DATA IN THIS EXERCISE =
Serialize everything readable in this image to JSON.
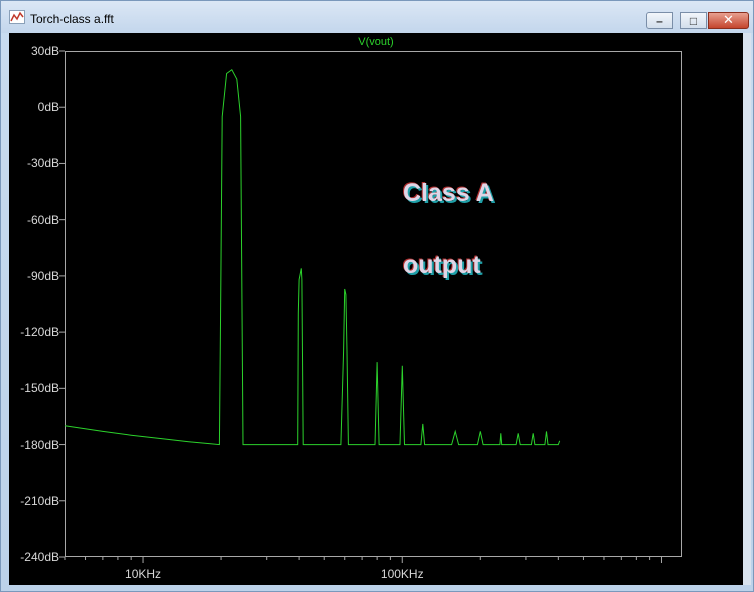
{
  "window": {
    "title": "Torch-class a.fft",
    "minimize_glyph": "–",
    "maximize_glyph": "□",
    "close_glyph": "✕"
  },
  "plot": {
    "trace_label": "V(vout)",
    "annotation_lines": [
      "Class A",
      "output"
    ],
    "colors": {
      "trace": "#2cd22c",
      "background": "#000000",
      "axis": "#a8a8a8",
      "annotation": "#e0d5e6"
    }
  },
  "chart_data": {
    "type": "line",
    "title": "V(vout)",
    "xlabel": "",
    "ylabel": "",
    "xscale": "log",
    "xlim": [
      5000,
      1200000
    ],
    "ylim": [
      -240,
      30
    ],
    "y_ticks": [
      "30dB",
      "0dB",
      "-30dB",
      "-60dB",
      "-90dB",
      "-120dB",
      "-150dB",
      "-180dB",
      "-210dB",
      "-240dB"
    ],
    "y_tick_values": [
      30,
      0,
      -30,
      -60,
      -90,
      -120,
      -150,
      -180,
      -210,
      -240
    ],
    "x_ticks": [
      "10KHz",
      "100KHz"
    ],
    "x_tick_values": [
      10000,
      100000
    ],
    "grid": false,
    "series": [
      {
        "name": "V(vout)",
        "x": [
          5000,
          7000,
          9000,
          12000,
          15000,
          18000,
          19700,
          19900,
          20200,
          21000,
          22000,
          23000,
          23800,
          24100,
          24300,
          26000,
          30000,
          38000,
          39500,
          39700,
          40000,
          40800,
          41000,
          41500,
          47000,
          58000,
          59400,
          60000,
          60600,
          61200,
          62000,
          70000,
          78500,
          80000,
          81400,
          82000,
          90000,
          98000,
          100000,
          102000,
          103000,
          118000,
          120000,
          122000,
          123000,
          155000,
          160000,
          165000,
          195000,
          200000,
          205000,
          238000,
          240000,
          242000,
          275000,
          280000,
          285000,
          315000,
          320000,
          325000,
          355000,
          360000,
          365000,
          400000,
          405000
        ],
        "y": [
          -170,
          -173,
          -175,
          -177,
          -178.5,
          -179.5,
          -180,
          -115,
          -5,
          18,
          20,
          15,
          -5,
          -115,
          -180,
          -180,
          -180,
          -180,
          -180,
          -110,
          -92,
          -86,
          -92,
          -180,
          -180,
          -180,
          -130,
          -97,
          -100,
          -130,
          -180,
          -180,
          -180,
          -136,
          -180,
          -180,
          -180,
          -180,
          -138,
          -180,
          -180,
          -180,
          -169,
          -180,
          -180,
          -180,
          -173,
          -180,
          -180,
          -173,
          -180,
          -180,
          -174,
          -180,
          -180,
          -174,
          -180,
          -180,
          -174,
          -180,
          -180,
          -173,
          -180,
          -180,
          -178
        ]
      }
    ]
  }
}
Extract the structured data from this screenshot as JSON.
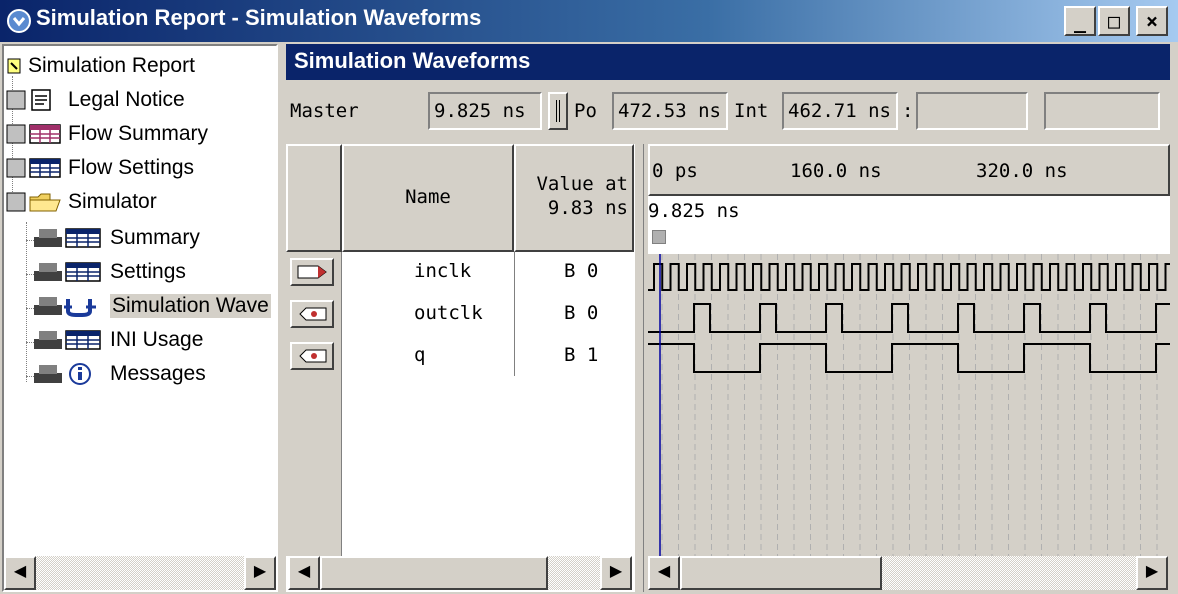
{
  "window": {
    "title": "Simulation Report - Simulation Waveforms",
    "controls": {
      "minimize": "_",
      "maximize": "□",
      "close": "×"
    }
  },
  "tree": {
    "root": {
      "label": "Simulation Report",
      "icon": "report-icon"
    },
    "items": [
      {
        "label": "Legal Notice",
        "icon": "document-icon"
      },
      {
        "label": "Flow Summary",
        "icon": "table-icon"
      },
      {
        "label": "Flow Settings",
        "icon": "table-icon"
      },
      {
        "label": "Simulator",
        "icon": "folder-icon"
      }
    ],
    "children": [
      {
        "label": "Summary",
        "icon": "table-icon"
      },
      {
        "label": "Settings",
        "icon": "table-icon"
      },
      {
        "label": "Simulation Wave",
        "icon": "waveform-icon",
        "selected": true
      },
      {
        "label": "INI Usage",
        "icon": "table-icon"
      },
      {
        "label": "Messages",
        "icon": "info-icon"
      }
    ]
  },
  "pane": {
    "title": "Simulation Waveforms",
    "master_label": "Master",
    "master_value": "9.825 ns",
    "pointer_label": "Po",
    "pointer_value": "472.53 ns",
    "interval_label": "Int",
    "interval_value": "462.71 ns",
    "interval_suffix": ":",
    "start_value": "",
    "end_value": ""
  },
  "columns": {
    "name": "Name",
    "value_line1": "Value at",
    "value_line2": "9.83 ns"
  },
  "timeline": {
    "ticks": [
      "0 ps",
      "160.0 ns",
      "320.0 ns"
    ],
    "cursor_label": "9.825 ns"
  },
  "signals": [
    {
      "name": "inclk",
      "value": "B 0",
      "type": "input"
    },
    {
      "name": "outclk",
      "value": "B 0",
      "type": "output"
    },
    {
      "name": "q",
      "value": "B 1",
      "type": "output"
    }
  ],
  "colors": {
    "title_bar": "#0a246a",
    "cursor": "#0000a0",
    "waveform": "#000000"
  }
}
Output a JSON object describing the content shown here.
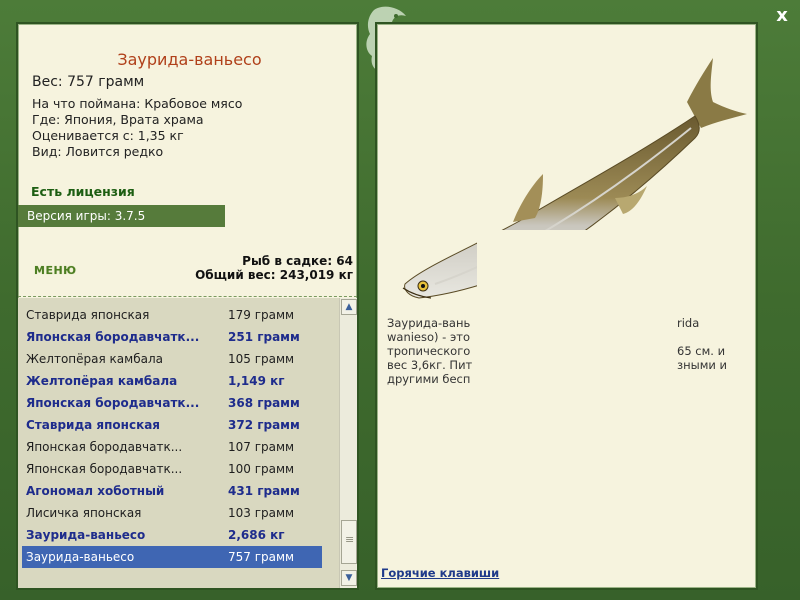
{
  "window": {
    "close_label": "x"
  },
  "fish": {
    "title": "Заурида-ваньесо",
    "weight": "Вес: 757 грамм",
    "bait": "На что поймана: Крабовое мясо",
    "place": "Где: Япония, Врата храма",
    "value": "Оценивается с: 1,35 кг",
    "rarity": "Вид: Ловится редко"
  },
  "license": "Есть лицензия",
  "version": "Версия игры: 3.7.5",
  "menu_label": "МЕНЮ",
  "stats": {
    "count": "Рыб в садке: 64",
    "total_weight": "Общий вес: 243,019 кг"
  },
  "catch_list": [
    {
      "name": "Ставрида японская",
      "weight": "179 грамм",
      "bold": false
    },
    {
      "name": "Японская бородавчатк...",
      "weight": "251 грамм",
      "bold": true
    },
    {
      "name": "Желтопёрая камбала",
      "weight": "105 грамм",
      "bold": false
    },
    {
      "name": "Желтопёрая камбала",
      "weight": "1,149 кг",
      "bold": true
    },
    {
      "name": "Японская бородавчатк...",
      "weight": "368 грамм",
      "bold": true
    },
    {
      "name": "Ставрида японская",
      "weight": "372 грамм",
      "bold": true
    },
    {
      "name": "Японская бородавчатк...",
      "weight": "107 грамм",
      "bold": false
    },
    {
      "name": "Японская бородавчатк...",
      "weight": "100 грамм",
      "bold": false
    },
    {
      "name": "Агономал хоботный",
      "weight": "431 грамм",
      "bold": true
    },
    {
      "name": "Лисичка японская",
      "weight": "103 грамм",
      "bold": false
    },
    {
      "name": "Заурида-ваньесо",
      "weight": "2,686 кг",
      "bold": true
    },
    {
      "name": "Заурида-ваньесо",
      "weight": "757 грамм",
      "bold": false,
      "selected": true
    }
  ],
  "description": {
    "l1a": "Заурида-вань",
    "l1b": "rida",
    "l2a": "wanieso) - это",
    "l3a": "тропического",
    "l3b": "65 см. и",
    "l4a": "вес 3,6кг. Пит",
    "l4b": "зными и",
    "l5a": "другими бесп"
  },
  "hotkeys_label": "Горячие клавиши",
  "icons": {
    "close": "close-icon",
    "logo": "seahorse-logo-icon",
    "scroll_up": "chevron-up-icon",
    "scroll_down": "chevron-down-icon"
  }
}
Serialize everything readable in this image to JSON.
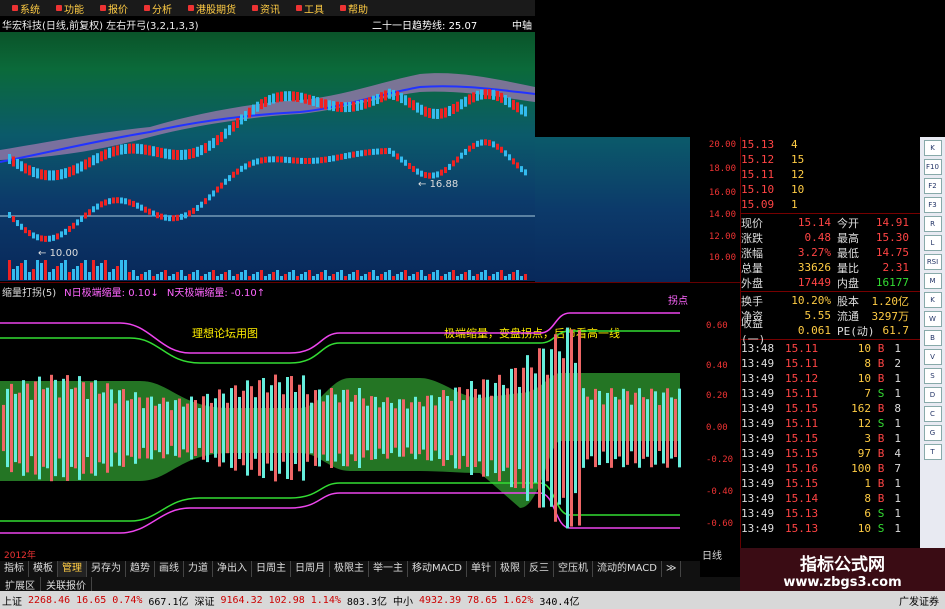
{
  "menu": {
    "items": [
      "系统",
      "功能",
      "报价",
      "分析",
      "港股期货",
      "资讯",
      "工具",
      "帮助"
    ]
  },
  "main_chart": {
    "title": "华宏科技(日线,前复权) 左右开弓(3,2,1,3,3)",
    "trend_label": "二十一日趋势线:",
    "trend_value": "25.07",
    "right_tag": "中轴",
    "annotation_high": "16.88",
    "annotation_low": "10.00",
    "axis_labels": [
      "20.00",
      "18.00",
      "16.00",
      "14.00",
      "12.00",
      "10.00"
    ]
  },
  "lower_chart": {
    "name": "缩量打拐(5)",
    "n1": "N日极端缩量: 0.10↓",
    "n2": "N天极端缩量: -0.10↑",
    "tag": "拐点",
    "note1": "理想论坛用图",
    "note2": "极端缩量，变盘拐点，后市看高一线",
    "axis_labels": [
      "0.60",
      "0.40",
      "0.20",
      "0.00",
      "-0.20",
      "-0.40",
      "-0.60"
    ]
  },
  "quote": {
    "asks": [
      {
        "price": "15.13",
        "vol": "4"
      },
      {
        "price": "15.12",
        "vol": "15"
      },
      {
        "price": "15.11",
        "vol": "12"
      },
      {
        "price": "15.10",
        "vol": "10"
      },
      {
        "price": "15.09",
        "vol": "1"
      }
    ],
    "stats": [
      {
        "k1": "现价",
        "v1": "15.14",
        "k2": "今开",
        "v2": "14.91",
        "g2": false
      },
      {
        "k1": "涨跌",
        "v1": "0.48",
        "k2": "最高",
        "v2": "15.30",
        "g2": false
      },
      {
        "k1": "涨幅",
        "v1": "3.27%",
        "k2": "最低",
        "v2": "14.75",
        "g2": false
      },
      {
        "k1": "总量",
        "v1": "33626",
        "k2": "量比",
        "v2": "2.31",
        "g2": false
      },
      {
        "k1": "外盘",
        "v1": "17449",
        "k2": "内盘",
        "v2": "16177",
        "g2": true
      }
    ],
    "stats2": [
      {
        "k1": "换手",
        "v1": "10.20%",
        "k2": "股本",
        "v2": "1.20亿"
      },
      {
        "k1": "净资",
        "v1": "5.55",
        "k2": "流通",
        "v2": "3297万"
      },
      {
        "k1": "收益(一)",
        "v1": "0.061",
        "k2": "PE(动)",
        "v2": "61.7"
      }
    ],
    "ticks": [
      {
        "t": "13:48",
        "p": "15.11",
        "v": "10",
        "f": "B",
        "n": "1"
      },
      {
        "t": "13:49",
        "p": "15.11",
        "v": "8",
        "f": "B",
        "n": "2"
      },
      {
        "t": "13:49",
        "p": "15.12",
        "v": "10",
        "f": "B",
        "n": "1"
      },
      {
        "t": "13:49",
        "p": "15.11",
        "v": "7",
        "f": "S",
        "n": "1"
      },
      {
        "t": "13:49",
        "p": "15.15",
        "v": "162",
        "f": "B",
        "n": "8"
      },
      {
        "t": "13:49",
        "p": "15.11",
        "v": "12",
        "f": "S",
        "n": "1"
      },
      {
        "t": "13:49",
        "p": "15.15",
        "v": "3",
        "f": "B",
        "n": "1"
      },
      {
        "t": "13:49",
        "p": "15.15",
        "v": "97",
        "f": "B",
        "n": "4"
      },
      {
        "t": "13:49",
        "p": "15.16",
        "v": "100",
        "f": "B",
        "n": "7"
      },
      {
        "t": "13:49",
        "p": "15.15",
        "v": "1",
        "f": "B",
        "n": "1"
      },
      {
        "t": "13:49",
        "p": "15.14",
        "v": "8",
        "f": "B",
        "n": "1"
      },
      {
        "t": "13:49",
        "p": "15.13",
        "v": "6",
        "f": "S",
        "n": "1"
      },
      {
        "t": "13:49",
        "p": "15.13",
        "v": "10",
        "f": "S",
        "n": "1"
      }
    ]
  },
  "side_icons": [
    "K",
    "F10",
    "F2",
    "F3",
    "R",
    "L",
    "RSI",
    "M",
    "K",
    "W",
    "B",
    "V",
    "S",
    "D",
    "C",
    "G",
    "T"
  ],
  "tabs": [
    "指标",
    "模板",
    "管理",
    "另存为",
    "趋势",
    "画线",
    "力道",
    "净出入",
    "日周主",
    "日周月",
    "极限主",
    "举一主",
    "移动MACD",
    "单针",
    "极限",
    "反三",
    "空压机",
    "流动的MACD",
    "≫"
  ],
  "tabs2": [
    "扩展区",
    "关联报价"
  ],
  "date_axis": "2012年",
  "period": "日线",
  "statusbar": {
    "sh_label": "上证",
    "sh_value": "2268.46",
    "sh_change": "16.65",
    "sh_pct": "0.74%",
    "sh_amount": "667.1亿",
    "sz_label": "深证",
    "sz_value": "9164.32",
    "sz_change": "102.98",
    "sz_pct": "1.14%",
    "sz_amount": "803.3亿",
    "zx_label": "中小",
    "zx_value": "4932.39",
    "zx_change": "78.65",
    "zx_pct": "1.62%",
    "zx_amount": "340.4亿",
    "broker": "广发证券"
  },
  "watermark": {
    "title": "指标公式网",
    "url": "www.zbgs3.com"
  }
}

YOUR GOAL = Pick out the lines that contain "chevron" and copy them.

ANSWER TO THIS PROBLEM =
    "scroll_up": "chevron-up-icon",
    "scroll_down": "chevron-down-icon"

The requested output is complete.